— EXERCISE AIM —
Pictures should be excluded; otherwise, copy every entry exactly.

[Entries taken from a collection]

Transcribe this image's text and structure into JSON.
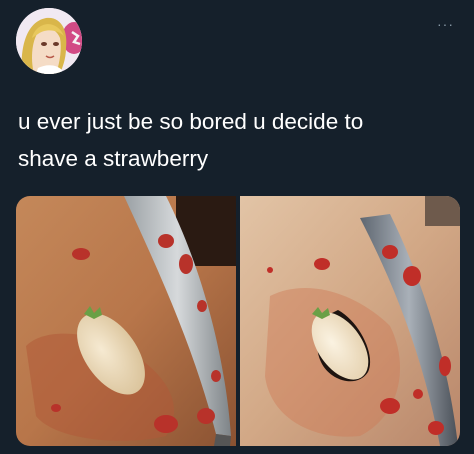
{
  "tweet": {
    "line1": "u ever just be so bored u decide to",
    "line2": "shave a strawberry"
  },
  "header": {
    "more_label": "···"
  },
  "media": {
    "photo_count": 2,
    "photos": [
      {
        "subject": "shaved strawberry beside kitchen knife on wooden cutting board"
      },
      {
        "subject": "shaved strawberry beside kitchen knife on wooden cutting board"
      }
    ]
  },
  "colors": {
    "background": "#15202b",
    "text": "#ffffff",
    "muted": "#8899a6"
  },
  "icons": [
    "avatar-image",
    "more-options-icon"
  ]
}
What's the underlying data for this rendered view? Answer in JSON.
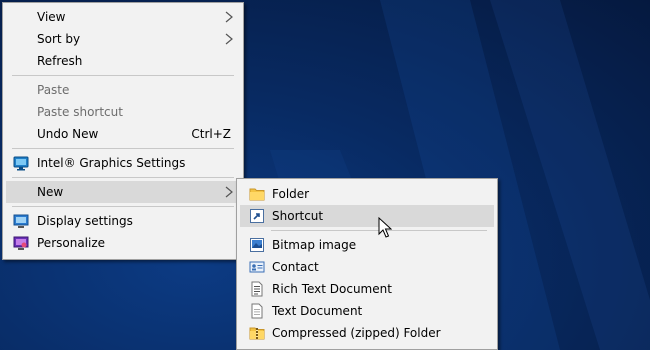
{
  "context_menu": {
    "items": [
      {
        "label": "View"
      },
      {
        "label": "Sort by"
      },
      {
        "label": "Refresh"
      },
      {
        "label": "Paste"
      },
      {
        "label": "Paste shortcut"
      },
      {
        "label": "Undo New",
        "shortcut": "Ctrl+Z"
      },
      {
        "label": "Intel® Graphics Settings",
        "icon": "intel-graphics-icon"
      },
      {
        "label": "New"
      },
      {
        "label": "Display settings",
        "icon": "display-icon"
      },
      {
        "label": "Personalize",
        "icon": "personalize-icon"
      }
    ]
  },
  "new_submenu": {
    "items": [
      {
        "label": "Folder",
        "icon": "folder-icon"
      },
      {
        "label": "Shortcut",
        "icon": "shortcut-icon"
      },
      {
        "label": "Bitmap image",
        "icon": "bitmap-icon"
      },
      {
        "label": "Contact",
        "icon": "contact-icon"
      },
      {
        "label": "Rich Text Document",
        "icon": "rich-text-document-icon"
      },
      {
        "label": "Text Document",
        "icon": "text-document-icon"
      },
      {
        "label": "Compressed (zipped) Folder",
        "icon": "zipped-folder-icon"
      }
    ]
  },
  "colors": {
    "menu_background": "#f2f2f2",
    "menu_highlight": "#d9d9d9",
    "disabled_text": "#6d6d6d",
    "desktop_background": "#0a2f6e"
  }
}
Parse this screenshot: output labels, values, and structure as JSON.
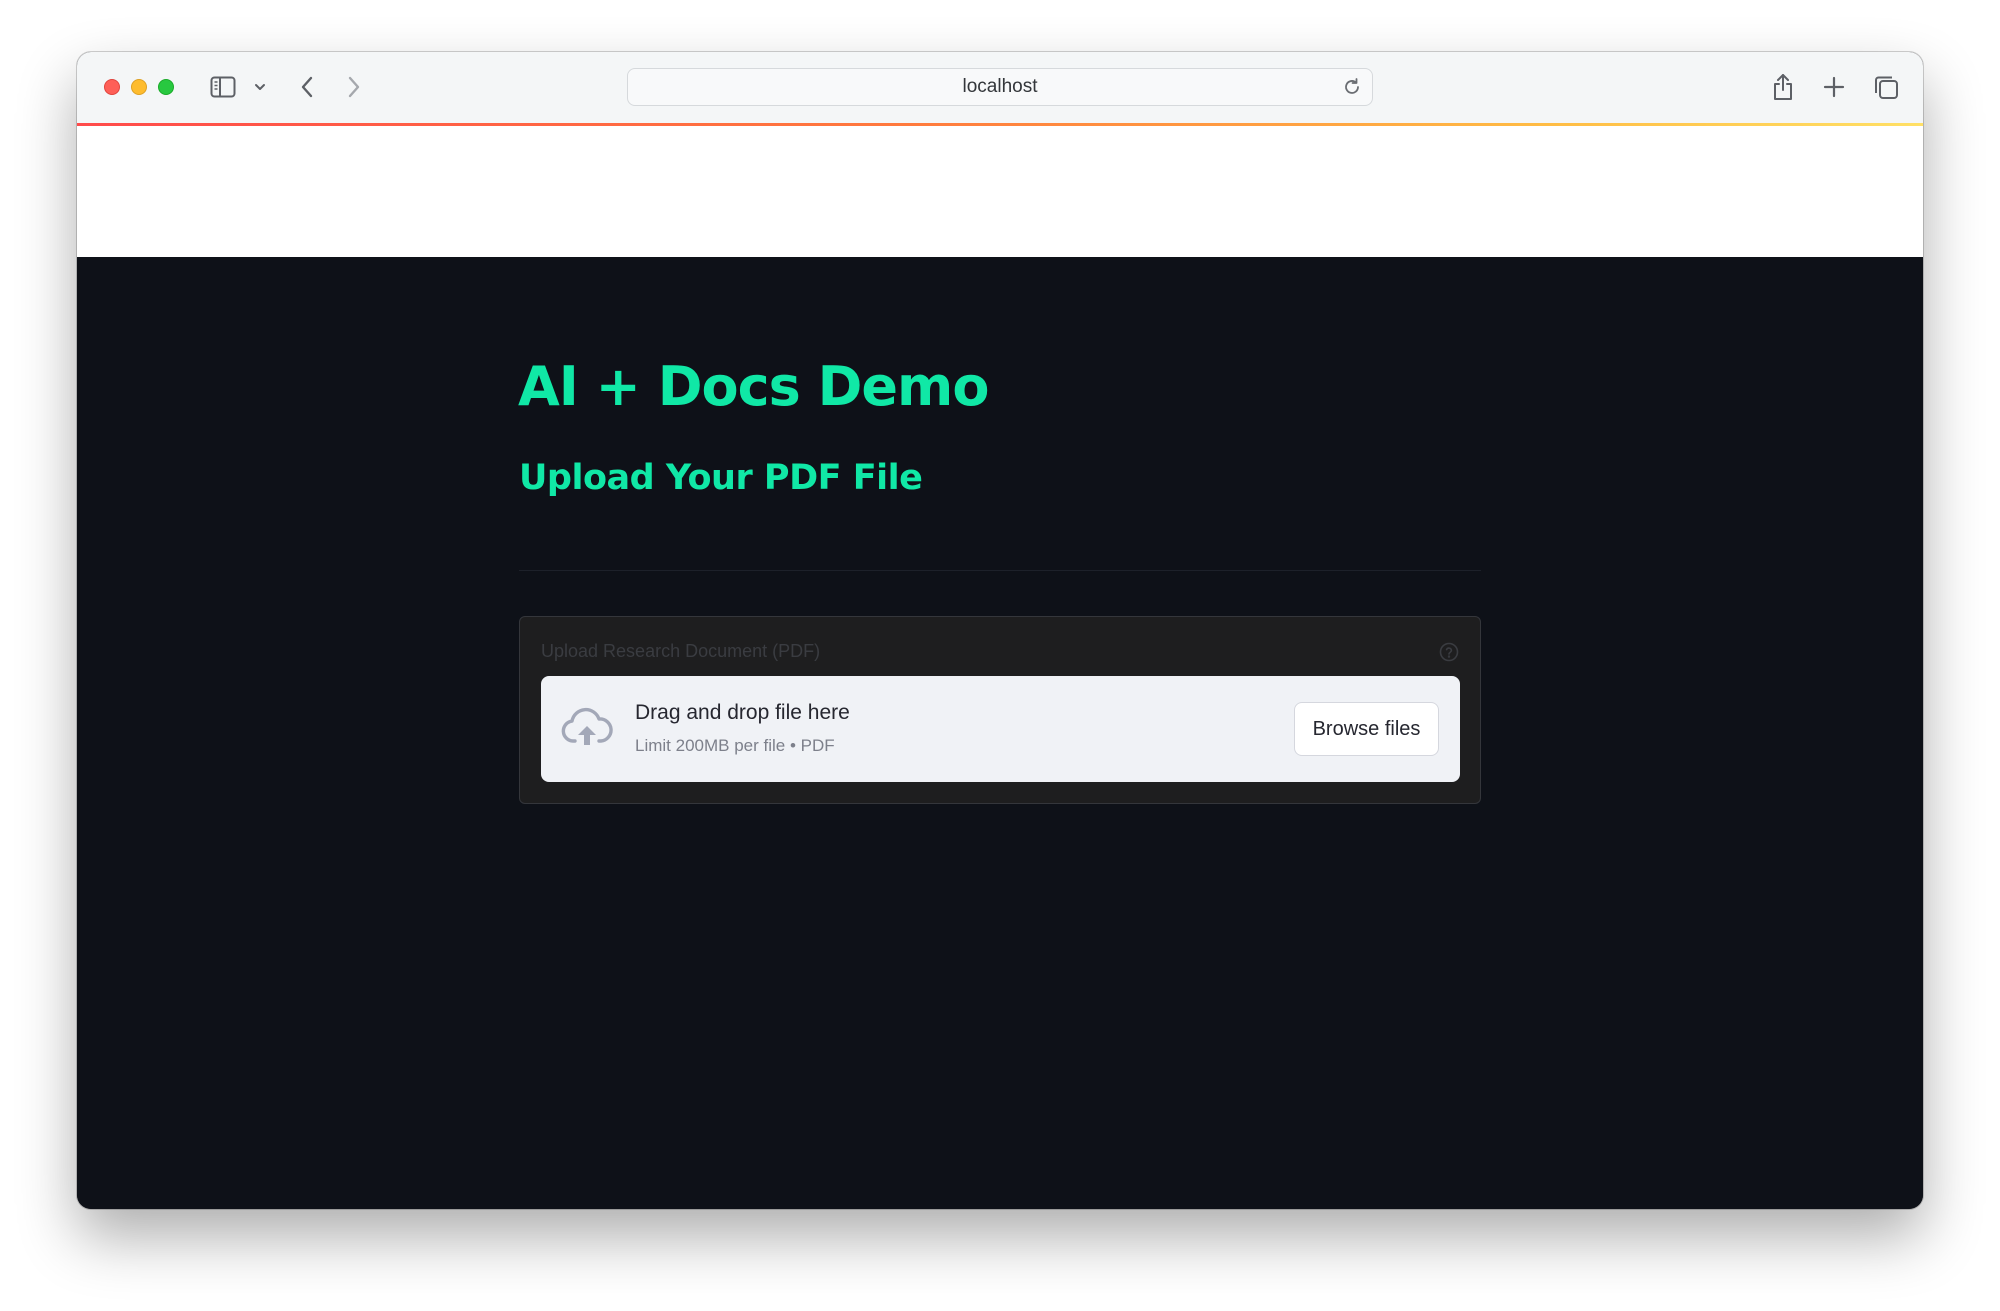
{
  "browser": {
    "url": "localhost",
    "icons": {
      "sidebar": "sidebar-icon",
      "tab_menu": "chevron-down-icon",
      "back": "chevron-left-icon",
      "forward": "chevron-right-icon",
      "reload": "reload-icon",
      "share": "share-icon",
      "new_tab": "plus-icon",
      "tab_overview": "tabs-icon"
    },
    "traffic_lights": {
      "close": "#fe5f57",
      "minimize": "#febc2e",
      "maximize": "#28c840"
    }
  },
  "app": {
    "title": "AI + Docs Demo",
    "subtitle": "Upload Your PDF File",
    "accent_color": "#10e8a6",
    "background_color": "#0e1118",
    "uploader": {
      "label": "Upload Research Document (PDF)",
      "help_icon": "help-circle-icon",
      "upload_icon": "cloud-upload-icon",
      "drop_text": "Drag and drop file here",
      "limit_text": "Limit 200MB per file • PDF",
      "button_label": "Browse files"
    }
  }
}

— TASK ANSWER —
Transcribe this image's text and structure into JSON.
{
  "tweet": {
    "line1": "u ever just be so bored u decide to",
    "line2": "shave a strawberry"
  },
  "header": {
    "more_label": "···"
  },
  "media": {
    "photo_count": 2,
    "photos": [
      {
        "subject": "shaved strawberry beside kitchen knife on wooden cutting board"
      },
      {
        "subject": "shaved strawberry beside kitchen knife on wooden cutting board"
      }
    ]
  },
  "colors": {
    "background": "#15202b",
    "text": "#ffffff",
    "muted": "#8899a6"
  },
  "icons": [
    "avatar-image",
    "more-options-icon"
  ]
}
What's the underlying data for this rendered view? Answer in JSON.
{
  "context_menu": {
    "items": [
      {
        "label": "View"
      },
      {
        "label": "Sort by"
      },
      {
        "label": "Refresh"
      },
      {
        "label": "Paste"
      },
      {
        "label": "Paste shortcut"
      },
      {
        "label": "Undo New",
        "shortcut": "Ctrl+Z"
      },
      {
        "label": "Intel® Graphics Settings",
        "icon": "intel-graphics-icon"
      },
      {
        "label": "New"
      },
      {
        "label": "Display settings",
        "icon": "display-icon"
      },
      {
        "label": "Personalize",
        "icon": "personalize-icon"
      }
    ]
  },
  "new_submenu": {
    "items": [
      {
        "label": "Folder",
        "icon": "folder-icon"
      },
      {
        "label": "Shortcut",
        "icon": "shortcut-icon"
      },
      {
        "label": "Bitmap image",
        "icon": "bitmap-icon"
      },
      {
        "label": "Contact",
        "icon": "contact-icon"
      },
      {
        "label": "Rich Text Document",
        "icon": "rich-text-document-icon"
      },
      {
        "label": "Text Document",
        "icon": "text-document-icon"
      },
      {
        "label": "Compressed (zipped) Folder",
        "icon": "zipped-folder-icon"
      }
    ]
  },
  "colors": {
    "menu_background": "#f2f2f2",
    "menu_highlight": "#d9d9d9",
    "disabled_text": "#6d6d6d",
    "desktop_background": "#0a2f6e"
  }
}
Parse this screenshot: output labels, values, and structure as JSON.
{
  "browser": {
    "url": "localhost",
    "icons": {
      "sidebar": "sidebar-icon",
      "tab_menu": "chevron-down-icon",
      "back": "chevron-left-icon",
      "forward": "chevron-right-icon",
      "reload": "reload-icon",
      "share": "share-icon",
      "new_tab": "plus-icon",
      "tab_overview": "tabs-icon"
    },
    "traffic_lights": {
      "close": "#fe5f57",
      "minimize": "#febc2e",
      "maximize": "#28c840"
    }
  },
  "app": {
    "title": "AI + Docs Demo",
    "subtitle": "Upload Your PDF File",
    "accent_color": "#10e8a6",
    "background_color": "#0e1118",
    "uploader": {
      "label": "Upload Research Document (PDF)",
      "help_icon": "help-circle-icon",
      "upload_icon": "cloud-upload-icon",
      "drop_text": "Drag and drop file here",
      "limit_text": "Limit 200MB per file • PDF",
      "button_label": "Browse files"
    }
  }
}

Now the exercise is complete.